§ **Requests**
1 > Do these statements agree with the article on engineer-to-order manufacturing? For each, answer yes or no and quote the deciding words. (a) In September 2015, Seattle's Department of Transportation issued penalties of nearly $800,000 against Inekon. (b) Water damage affected all seven of the inverters. (c) Boeing's July 2015 charge on the KC-46A program was $536 million before taxes.
2 > Carry the article on engineer-to-order manufacturing forward from its last sentence by writing the next part.

§ **Source extract**
§

Friday Mar 18, 2016

Five Competitive Killers in the Manufacturing “Engineer to Order” Process

Call it a streetcar not desired. In September 2015, Seattle, Washington’s Department of Transportation issued penalties of nearly $800,000 against Czech company Inekon for failing to meet deadlines in delivering new, customized street cars to the city after a series of software glitches, propulsion problems, water damage in six out of seven inverters, and unfinished items like way-finding graphics and the customer information system. As of year’s end, the first street car was scheduled to arrive two years late -- not a glittering endorsement for the company.

#1 Making the customer wait – not to mention the penalties that come with those delays -- is just one of several competitive killers that manufacturers face in the Engineer-to-Order business.

ETO projects, those highly customized, small volume designs that require unique materials and sometimes last months or years, are perhaps the most vulnerable to competitive killers due to their very nature. Designs change, delivery of specialized materials could be delayed, technology updates, things could go wrong. Manufacturers that venture into ETO projects must be ready to slay these competitive killers.

#2 Rework and failures

Changes in design are inevitable in ETO projects, but lapses in transparency and communication between customers, partners and the manufacturer are not. The need for unnecessary rework hits the bottom line.

Boeing knows this all too well. In July 2015, the aerospace manufacturer took yet another charge against its USAF aerial refueling tanker program, the KC-46A. This time the price tag was $536 million after taxes, bringing the total charges to date to more than $800 million, according to one report. The KC-46 tanker is being designed, developed and tested under a fixed-price Engineering, Manufacturing and Development contract.

§

§ **Layout region records**
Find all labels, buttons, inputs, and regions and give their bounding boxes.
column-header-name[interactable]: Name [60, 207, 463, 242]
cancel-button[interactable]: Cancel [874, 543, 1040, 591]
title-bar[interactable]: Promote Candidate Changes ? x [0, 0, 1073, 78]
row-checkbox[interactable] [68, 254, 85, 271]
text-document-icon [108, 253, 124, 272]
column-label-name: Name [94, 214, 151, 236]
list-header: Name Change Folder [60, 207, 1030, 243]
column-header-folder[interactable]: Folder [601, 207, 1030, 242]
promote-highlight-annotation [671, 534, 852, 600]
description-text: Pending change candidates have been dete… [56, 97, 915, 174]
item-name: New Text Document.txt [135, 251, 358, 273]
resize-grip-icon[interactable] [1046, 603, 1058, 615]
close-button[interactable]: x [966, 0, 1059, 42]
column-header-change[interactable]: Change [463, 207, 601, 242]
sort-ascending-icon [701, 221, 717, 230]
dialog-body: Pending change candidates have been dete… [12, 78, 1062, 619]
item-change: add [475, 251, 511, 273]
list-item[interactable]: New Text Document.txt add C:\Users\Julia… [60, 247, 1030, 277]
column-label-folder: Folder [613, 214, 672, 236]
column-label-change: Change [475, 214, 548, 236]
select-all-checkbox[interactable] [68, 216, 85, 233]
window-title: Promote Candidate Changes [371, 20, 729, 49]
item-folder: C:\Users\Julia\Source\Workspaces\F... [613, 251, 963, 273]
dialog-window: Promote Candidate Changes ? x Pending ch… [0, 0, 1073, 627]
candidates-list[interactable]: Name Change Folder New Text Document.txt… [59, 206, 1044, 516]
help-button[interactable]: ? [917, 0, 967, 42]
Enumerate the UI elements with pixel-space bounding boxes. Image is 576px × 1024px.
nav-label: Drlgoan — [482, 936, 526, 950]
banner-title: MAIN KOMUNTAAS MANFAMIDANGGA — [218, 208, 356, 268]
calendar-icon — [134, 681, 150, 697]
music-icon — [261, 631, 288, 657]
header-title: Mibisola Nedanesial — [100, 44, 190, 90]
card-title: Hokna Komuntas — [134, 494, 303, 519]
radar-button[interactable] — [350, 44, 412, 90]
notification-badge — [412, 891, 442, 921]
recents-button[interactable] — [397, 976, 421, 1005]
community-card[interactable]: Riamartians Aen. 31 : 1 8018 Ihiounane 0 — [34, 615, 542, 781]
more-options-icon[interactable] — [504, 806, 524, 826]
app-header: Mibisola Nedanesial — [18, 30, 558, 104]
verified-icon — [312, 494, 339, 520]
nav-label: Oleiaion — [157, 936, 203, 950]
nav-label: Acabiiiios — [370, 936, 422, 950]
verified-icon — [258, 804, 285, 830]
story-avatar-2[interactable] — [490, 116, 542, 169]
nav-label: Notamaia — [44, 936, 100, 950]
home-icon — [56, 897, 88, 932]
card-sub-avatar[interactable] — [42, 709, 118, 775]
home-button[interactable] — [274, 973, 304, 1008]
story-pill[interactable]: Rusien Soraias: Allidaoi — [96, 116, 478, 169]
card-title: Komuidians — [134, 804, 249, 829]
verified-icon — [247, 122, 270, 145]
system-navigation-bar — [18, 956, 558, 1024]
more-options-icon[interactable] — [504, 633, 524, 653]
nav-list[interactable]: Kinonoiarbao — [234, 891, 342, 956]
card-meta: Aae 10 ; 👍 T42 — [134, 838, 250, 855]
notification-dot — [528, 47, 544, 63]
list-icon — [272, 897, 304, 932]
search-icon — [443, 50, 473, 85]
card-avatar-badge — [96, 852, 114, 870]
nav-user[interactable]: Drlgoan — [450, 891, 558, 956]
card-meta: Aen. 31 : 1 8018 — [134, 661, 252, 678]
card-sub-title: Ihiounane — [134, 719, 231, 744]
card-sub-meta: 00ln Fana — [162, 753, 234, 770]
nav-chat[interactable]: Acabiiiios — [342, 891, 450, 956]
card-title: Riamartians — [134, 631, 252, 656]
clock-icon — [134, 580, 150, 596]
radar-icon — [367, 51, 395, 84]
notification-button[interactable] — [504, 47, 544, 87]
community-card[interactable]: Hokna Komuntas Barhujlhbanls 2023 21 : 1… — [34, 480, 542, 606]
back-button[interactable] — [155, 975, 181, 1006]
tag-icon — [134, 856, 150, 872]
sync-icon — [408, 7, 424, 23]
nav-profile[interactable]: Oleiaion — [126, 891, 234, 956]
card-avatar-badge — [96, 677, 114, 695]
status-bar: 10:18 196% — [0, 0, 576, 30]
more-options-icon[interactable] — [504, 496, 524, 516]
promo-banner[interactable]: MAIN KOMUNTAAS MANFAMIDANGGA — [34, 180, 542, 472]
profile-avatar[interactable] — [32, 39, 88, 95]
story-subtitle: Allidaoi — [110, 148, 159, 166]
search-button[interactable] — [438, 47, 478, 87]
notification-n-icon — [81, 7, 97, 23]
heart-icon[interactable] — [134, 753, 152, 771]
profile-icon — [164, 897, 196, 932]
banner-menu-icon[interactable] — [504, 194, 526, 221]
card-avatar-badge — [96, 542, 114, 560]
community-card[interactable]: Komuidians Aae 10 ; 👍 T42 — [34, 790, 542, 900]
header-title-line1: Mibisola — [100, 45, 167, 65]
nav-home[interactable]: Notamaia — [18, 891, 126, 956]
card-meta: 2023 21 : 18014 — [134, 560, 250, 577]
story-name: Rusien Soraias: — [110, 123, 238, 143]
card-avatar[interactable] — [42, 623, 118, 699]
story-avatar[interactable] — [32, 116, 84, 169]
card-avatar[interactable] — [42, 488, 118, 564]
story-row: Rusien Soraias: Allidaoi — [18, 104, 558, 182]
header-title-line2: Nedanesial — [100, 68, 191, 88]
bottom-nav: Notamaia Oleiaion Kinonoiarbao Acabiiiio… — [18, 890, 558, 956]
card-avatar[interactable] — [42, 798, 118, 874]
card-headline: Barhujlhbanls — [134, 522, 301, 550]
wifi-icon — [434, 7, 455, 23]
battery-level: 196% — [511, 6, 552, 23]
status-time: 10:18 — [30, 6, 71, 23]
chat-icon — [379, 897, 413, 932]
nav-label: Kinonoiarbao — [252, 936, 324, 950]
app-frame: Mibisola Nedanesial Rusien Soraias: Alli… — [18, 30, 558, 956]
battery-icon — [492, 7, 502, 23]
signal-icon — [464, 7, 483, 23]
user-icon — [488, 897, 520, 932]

§

§ **Outputs by task**
1 >
(a) Yes: "In September 2015, Seattle, Washington’s Department of Transportation issued penalties of nearly $800,000 against Czech company Inekon"
(b) No: "water damage in six out of seven inverters"
(c) No: "the price tag was $536 million after taxes"

2 >
The additional charges, according to Boeing’s president and CEO, reflect higher estimated engineering and manufacturing costs to complete development, certification and initial production of the tanker aircraft, while holding to the program schedule for initial production deliveries in 2017. While Boeing had improved its processes after producing similar tankers for Italian and Japanese air forces, the fueling system is new to the USAF and different from the previous tankers.

#3 Overproduction

Even when an ETO project appears to be running smoothly, there are other aspect of ETO projects that can go south. Companies that manage more than one ETO project at a time can face overproduction due to a lack of oversight and coordination across projects. For instance, project managers arbitrarily set a pre-define margin of safety, but smaller ETO projects can tolerate a smaller margin of safety. Another pitfall to avoid -- if production starts too early, designs can change and require further production – adding to the waste.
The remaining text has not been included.